**Goal**
Work out how many lines have "Veselības" in them. Give only that number.

**Task material**
==========
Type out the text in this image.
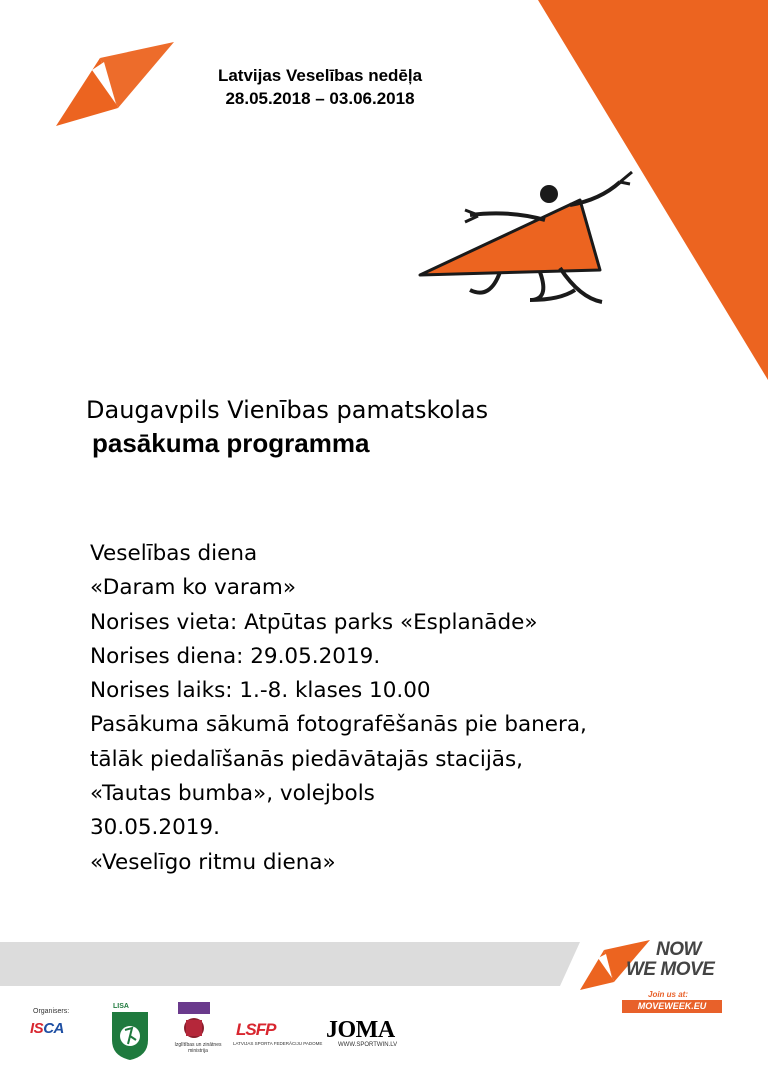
Latvijas Veselības nedēļa
28.05.2018 – 03.06.2018
Daugavpils Vienības pamatskolas
pasākuma programma
Veselības diena
«Daram ko varam»
Norises vieta: Atpūtas parks «Esplanāde»
Norises diena: 29.05.2019.
Norises laiks: 1.-8. klases 10.00
Pasākuma sākumā fotografēšanās pie banera,
tālāk piedalīšanās piedāvātajās stacijās,
«Tautas bumba», volejbols
30.05.2019.
«Veselīgo ritmu diena»
NOW
WE MOVE
Join us at:
MOVEWEEK.EU
Organisers:
ISCA
LISA
Izglītības un zinātnes ministrija
LSFP
LATVIJAS SPORTA FEDERĀCIJU PADOME
JOMA
WWW.SPORTWIN.LV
==========
**Solution for this problem**
2